_Textauszug_.
******

25 cc) Der nach der Gründungstheorie anzunehmende Sitz der
Gesellschaft ist grundsätzlich der im Herkunftsstaat bestehende
Satzungssitz.
26 Nach verbreiteter Auffassung im Schrifttum führt der Rückgriff
auf die Gründungstheorie zur Bestimmung des Sitzes gemäß Art. 22 Abs. 2 Satz
2 EuGVVO ohne weiteres zur Zuständigkeit der Gerichte des Gründungsstaates,
in dem sich typischerweise zugleich der Satzungssitz befindet (vgl.
Leible in Hirte/Bücker, Grenzüberschreitende Gesellschaften, 2. Aufl., § 12
Rn. 9; Hess, Europäisches Zivilprozessrecht, § 6 Rn. 118;
Rauscher/Mankowski, EuZPR/ EuIPR, Art. 22 Brüssel I-VO Rn. 30; Servatius in
Henssler/Strohn, Gesellschaftsrecht, IntGesR Rn. 208; Kindler, NZG 2010,
576, 577 f.; Mankowski, ZIP 2010, 802, 803; s.a. Schlosser,
EU-Zivilprozessrecht, 3. Aufl., Art. 22 EuGVVO Rn. 16 und Altmeppen/Wilhelm,
DB 2004, 1083, 1087; für eine Verweisung auf das Recht des Herkunftsstaates
hingegen Schillig, IPRax 2005, 208, 218).
27 Vereinzelt wird aber bezweifelt, ob die Gründungstheorie in dem
Sinn an einen in bestimmter Weise definierten Gesellschaftssitz anknüpft,
dass sie eine unmittelbare Aussage darüber trifft, wo sich nach ihren Regeln
„der Sitz" der Gesellschaft befindet (vgl. Hoffmann, Das
Anknüpfungsmoment der Gründungstheorie, ZVglRWiss 101 [2002], 283, 307 f.;
siehe dazu auch Zimmer in K. Schmidt/Lutter, AktG, 2. Aufl., Int.GesR Rn. 8;
MünchKommGmbHG/Weller, Einl. Rn. 333, jeweils m.w.N.).

******

Einträge zu umrahmten Elementen

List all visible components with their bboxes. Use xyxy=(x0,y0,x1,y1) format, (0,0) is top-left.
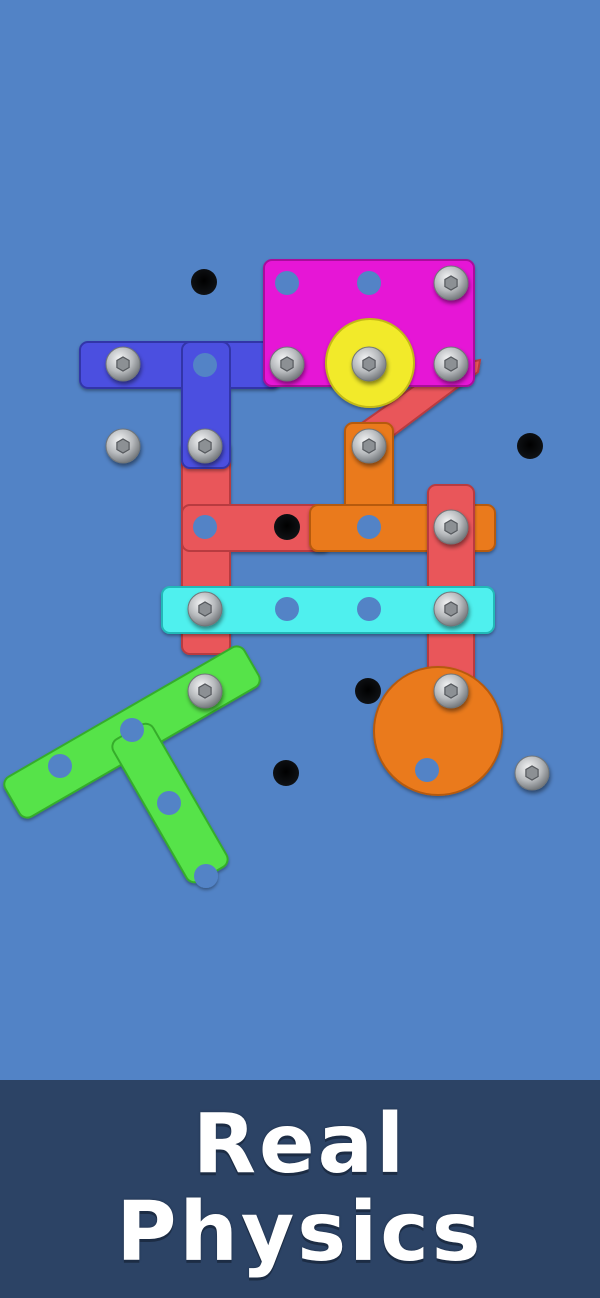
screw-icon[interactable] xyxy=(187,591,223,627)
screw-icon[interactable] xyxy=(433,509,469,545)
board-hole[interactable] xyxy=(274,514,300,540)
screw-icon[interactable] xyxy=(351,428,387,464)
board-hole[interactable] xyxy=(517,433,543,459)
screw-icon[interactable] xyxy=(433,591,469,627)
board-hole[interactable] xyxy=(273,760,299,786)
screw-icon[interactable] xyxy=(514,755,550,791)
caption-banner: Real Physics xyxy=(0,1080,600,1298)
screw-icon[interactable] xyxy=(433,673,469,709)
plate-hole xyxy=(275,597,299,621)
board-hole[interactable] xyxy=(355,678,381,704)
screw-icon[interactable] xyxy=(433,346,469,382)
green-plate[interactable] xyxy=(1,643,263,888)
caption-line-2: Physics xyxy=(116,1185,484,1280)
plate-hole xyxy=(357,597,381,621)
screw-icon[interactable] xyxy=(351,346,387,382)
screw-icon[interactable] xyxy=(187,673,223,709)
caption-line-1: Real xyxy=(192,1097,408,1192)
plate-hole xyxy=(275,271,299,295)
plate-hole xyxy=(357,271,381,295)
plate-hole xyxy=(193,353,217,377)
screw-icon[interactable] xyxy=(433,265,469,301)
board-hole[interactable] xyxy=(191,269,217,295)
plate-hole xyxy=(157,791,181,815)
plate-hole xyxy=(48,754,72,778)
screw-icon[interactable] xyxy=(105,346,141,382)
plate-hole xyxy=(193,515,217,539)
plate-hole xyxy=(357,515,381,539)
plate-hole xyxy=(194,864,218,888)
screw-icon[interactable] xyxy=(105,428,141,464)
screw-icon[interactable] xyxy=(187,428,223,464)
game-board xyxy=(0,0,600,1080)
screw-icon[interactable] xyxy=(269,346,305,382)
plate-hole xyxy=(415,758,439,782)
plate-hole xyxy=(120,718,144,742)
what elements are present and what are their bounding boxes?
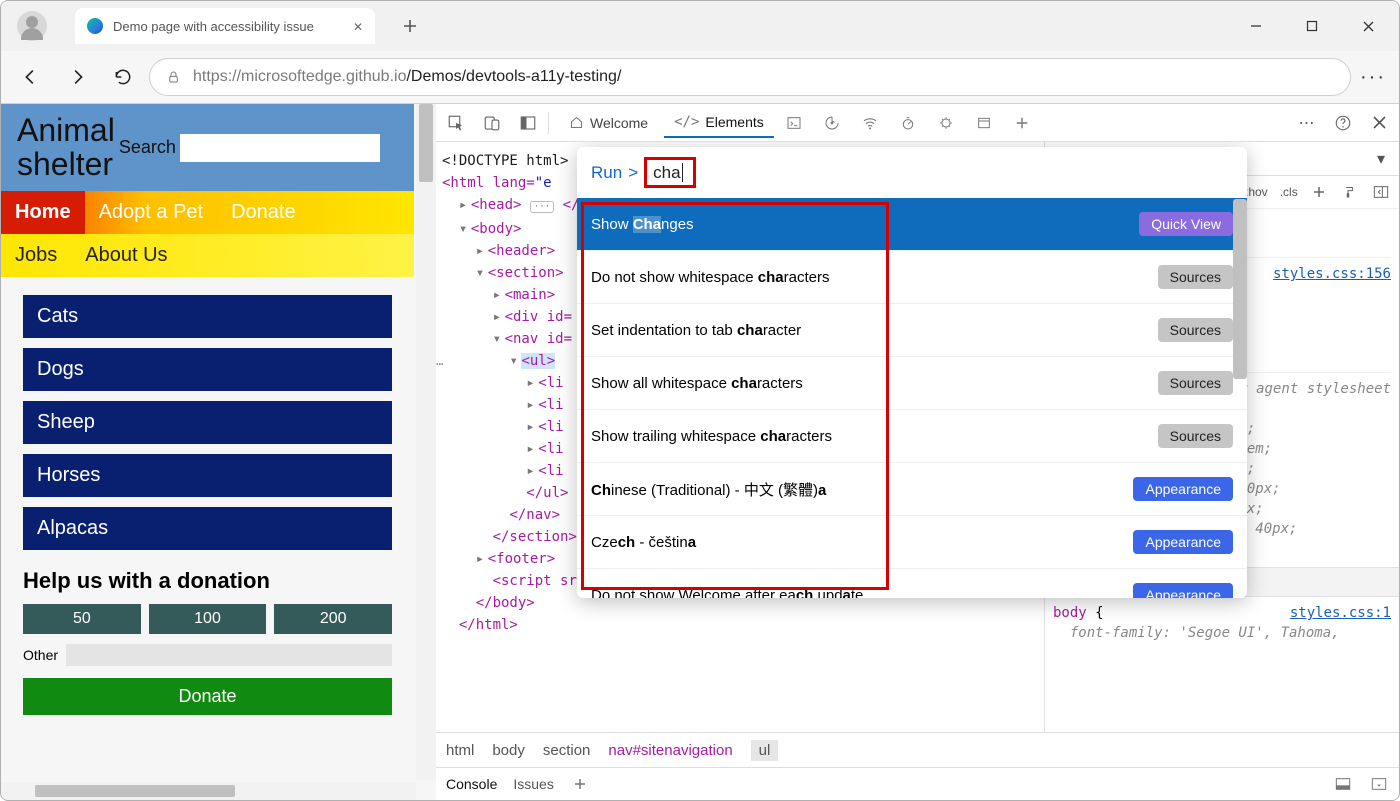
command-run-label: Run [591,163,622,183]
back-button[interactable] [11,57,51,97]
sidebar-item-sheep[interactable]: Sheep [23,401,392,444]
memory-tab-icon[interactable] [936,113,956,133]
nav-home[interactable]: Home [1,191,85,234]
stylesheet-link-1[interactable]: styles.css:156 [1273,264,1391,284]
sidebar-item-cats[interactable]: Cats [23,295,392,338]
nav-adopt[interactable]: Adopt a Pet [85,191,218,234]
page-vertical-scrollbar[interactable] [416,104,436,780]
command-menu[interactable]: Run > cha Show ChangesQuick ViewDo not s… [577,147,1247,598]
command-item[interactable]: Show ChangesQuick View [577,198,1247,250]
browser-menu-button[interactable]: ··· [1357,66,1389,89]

******

_Arbeitsauftrag_. Geben Sie aus dem Textauszug zur Gründungstheorie alles von „Leible in Hirte/Bücker, Grenzüberschreitende“ bis hinunter zu „2005, 208, 218).“ wortgetreu wieder.

_Erwartete Ausgabe_.
Leible in Hirte/Bücker, Grenzüberschreitende Gesellschaften, 2. Aufl., § 12
Rn. 9; Hess, Europäisches Zivilprozessrecht, § 6 Rn. 118;
Rauscher/Mankowski, EuZPR/ EuIPR, Art. 22 Brüssel I-VO Rn. 30; Servatius in
Henssler/Strohn, Gesellschaftsrecht, IntGesR Rn. 208; Kindler, NZG 2010,
576, 577 f.; Mankowski, ZIP 2010, 802, 803; s.a. Schlosser,
EU-Zivilprozessrecht, 3. Aufl., Art. 22 EuGVVO Rn. 16 und Altmeppen/Wilhelm,
DB 2004, 1083, 1087; für eine Verweisung auf das Recht des Herkunftsstaates
hingegen Schillig, IPRax 2005, 208, 218).